Saved entries:
++++++++++++++++++++
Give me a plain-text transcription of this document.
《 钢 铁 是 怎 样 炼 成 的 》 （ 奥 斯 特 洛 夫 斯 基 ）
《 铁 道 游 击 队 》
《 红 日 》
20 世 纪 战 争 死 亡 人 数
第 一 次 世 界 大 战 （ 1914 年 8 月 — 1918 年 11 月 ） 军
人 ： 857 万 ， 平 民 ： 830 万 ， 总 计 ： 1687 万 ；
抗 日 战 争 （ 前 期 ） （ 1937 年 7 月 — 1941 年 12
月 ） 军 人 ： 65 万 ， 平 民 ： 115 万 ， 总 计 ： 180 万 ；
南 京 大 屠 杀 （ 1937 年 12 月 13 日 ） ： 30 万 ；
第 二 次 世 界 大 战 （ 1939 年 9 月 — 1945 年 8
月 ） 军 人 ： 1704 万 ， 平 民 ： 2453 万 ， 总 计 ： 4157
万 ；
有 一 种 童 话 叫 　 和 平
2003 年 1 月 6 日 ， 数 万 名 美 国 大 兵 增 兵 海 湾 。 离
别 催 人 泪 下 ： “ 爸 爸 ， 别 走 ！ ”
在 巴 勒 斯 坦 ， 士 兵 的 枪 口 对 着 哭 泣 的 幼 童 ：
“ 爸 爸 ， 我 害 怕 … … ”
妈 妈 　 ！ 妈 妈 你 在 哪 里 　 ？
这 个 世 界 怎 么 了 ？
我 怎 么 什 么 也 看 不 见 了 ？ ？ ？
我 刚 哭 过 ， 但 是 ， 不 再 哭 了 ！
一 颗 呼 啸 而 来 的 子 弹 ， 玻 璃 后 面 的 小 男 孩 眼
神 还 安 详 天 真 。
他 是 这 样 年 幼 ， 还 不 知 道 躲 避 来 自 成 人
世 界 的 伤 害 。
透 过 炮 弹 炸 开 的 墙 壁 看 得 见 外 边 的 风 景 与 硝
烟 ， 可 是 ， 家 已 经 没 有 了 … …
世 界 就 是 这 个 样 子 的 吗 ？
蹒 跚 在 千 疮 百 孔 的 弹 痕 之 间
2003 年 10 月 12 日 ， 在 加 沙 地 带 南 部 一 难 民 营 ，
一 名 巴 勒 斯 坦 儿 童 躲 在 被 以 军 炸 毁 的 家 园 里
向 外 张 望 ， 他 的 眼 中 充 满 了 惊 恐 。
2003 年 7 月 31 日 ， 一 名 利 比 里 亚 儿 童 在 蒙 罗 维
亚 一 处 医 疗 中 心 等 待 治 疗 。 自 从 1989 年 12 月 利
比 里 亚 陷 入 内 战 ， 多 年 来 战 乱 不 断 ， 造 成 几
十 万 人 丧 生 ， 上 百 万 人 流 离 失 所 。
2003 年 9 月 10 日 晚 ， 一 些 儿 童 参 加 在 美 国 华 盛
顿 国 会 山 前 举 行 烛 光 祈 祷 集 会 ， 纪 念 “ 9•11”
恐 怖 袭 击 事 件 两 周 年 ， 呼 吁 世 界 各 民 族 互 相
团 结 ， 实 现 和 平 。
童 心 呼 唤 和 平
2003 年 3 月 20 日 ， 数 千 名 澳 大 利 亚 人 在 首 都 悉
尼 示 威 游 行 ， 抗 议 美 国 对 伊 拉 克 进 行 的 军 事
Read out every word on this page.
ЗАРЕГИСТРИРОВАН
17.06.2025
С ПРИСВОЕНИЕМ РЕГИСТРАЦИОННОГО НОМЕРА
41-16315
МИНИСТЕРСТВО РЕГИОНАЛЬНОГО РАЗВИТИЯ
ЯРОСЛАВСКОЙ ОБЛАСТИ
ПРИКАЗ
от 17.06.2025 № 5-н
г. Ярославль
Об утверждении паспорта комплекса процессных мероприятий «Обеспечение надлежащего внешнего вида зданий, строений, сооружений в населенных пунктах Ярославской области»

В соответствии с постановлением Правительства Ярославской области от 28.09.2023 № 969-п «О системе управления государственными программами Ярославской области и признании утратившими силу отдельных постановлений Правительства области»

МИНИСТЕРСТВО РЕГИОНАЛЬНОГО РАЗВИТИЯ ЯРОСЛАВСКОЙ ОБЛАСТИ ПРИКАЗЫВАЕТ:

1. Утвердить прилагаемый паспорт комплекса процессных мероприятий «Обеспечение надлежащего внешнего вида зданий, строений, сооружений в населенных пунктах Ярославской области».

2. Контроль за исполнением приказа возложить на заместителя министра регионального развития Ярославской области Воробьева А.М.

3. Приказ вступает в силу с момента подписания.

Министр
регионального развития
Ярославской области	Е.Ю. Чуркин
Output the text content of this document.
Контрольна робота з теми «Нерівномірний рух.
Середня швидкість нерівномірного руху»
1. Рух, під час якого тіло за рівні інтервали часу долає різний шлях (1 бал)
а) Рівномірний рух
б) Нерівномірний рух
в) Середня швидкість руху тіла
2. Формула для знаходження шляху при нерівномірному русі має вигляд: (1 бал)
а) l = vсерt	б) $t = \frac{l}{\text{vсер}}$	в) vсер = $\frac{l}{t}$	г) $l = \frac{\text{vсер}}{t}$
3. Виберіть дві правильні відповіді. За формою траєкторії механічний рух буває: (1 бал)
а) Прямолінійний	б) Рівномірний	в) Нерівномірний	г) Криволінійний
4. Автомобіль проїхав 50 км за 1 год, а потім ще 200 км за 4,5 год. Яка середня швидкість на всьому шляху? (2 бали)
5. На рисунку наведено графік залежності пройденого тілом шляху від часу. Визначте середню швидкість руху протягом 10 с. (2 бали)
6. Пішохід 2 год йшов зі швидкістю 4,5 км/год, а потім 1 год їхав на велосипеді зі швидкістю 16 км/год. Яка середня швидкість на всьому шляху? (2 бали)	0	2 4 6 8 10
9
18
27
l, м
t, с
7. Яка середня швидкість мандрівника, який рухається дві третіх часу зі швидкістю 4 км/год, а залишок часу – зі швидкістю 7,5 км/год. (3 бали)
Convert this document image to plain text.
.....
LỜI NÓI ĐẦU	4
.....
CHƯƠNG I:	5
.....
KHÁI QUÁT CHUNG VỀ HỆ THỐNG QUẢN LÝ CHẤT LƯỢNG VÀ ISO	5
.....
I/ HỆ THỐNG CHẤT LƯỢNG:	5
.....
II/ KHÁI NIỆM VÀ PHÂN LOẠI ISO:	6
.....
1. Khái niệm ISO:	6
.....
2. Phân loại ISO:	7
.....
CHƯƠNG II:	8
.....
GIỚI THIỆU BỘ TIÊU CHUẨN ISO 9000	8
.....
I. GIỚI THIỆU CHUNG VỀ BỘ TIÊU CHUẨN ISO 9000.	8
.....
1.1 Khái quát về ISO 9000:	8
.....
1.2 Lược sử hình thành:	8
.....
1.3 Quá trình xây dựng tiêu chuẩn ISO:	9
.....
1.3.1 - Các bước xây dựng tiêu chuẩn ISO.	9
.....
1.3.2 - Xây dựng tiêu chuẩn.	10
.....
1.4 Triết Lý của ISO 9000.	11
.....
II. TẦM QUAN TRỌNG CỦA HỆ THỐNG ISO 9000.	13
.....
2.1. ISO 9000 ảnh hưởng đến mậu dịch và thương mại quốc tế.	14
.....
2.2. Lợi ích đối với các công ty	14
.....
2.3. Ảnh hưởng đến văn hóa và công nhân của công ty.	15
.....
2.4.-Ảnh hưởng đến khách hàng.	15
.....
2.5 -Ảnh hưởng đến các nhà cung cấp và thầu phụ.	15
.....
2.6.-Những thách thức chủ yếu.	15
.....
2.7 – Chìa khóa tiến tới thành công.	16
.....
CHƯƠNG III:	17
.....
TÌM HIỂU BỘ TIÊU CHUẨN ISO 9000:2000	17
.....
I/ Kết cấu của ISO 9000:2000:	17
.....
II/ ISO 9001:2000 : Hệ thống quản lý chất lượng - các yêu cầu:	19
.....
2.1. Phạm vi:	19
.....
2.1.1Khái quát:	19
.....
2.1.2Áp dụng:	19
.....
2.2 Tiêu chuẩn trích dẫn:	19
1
++++++++++++++++++++
▶ [Your instructions]:
For each line above that contains the word "потім", copy that line.

▶ [Solution to the problem]:
4. Автомобіль проїхав 50 км за 1 год, а потім ще 200 км за 4,5 год. Яка середня швидкість на всьому шляху? (2 бали)
6. Пішохід 2 год йшов зі швидкістю 4,5 км/год, а потім 1 год їхав на велосипеді зі швидкістю 16 км/год. Яка середня швидкість на всьому шляху? (2 бали)	0	2 4 6 8 10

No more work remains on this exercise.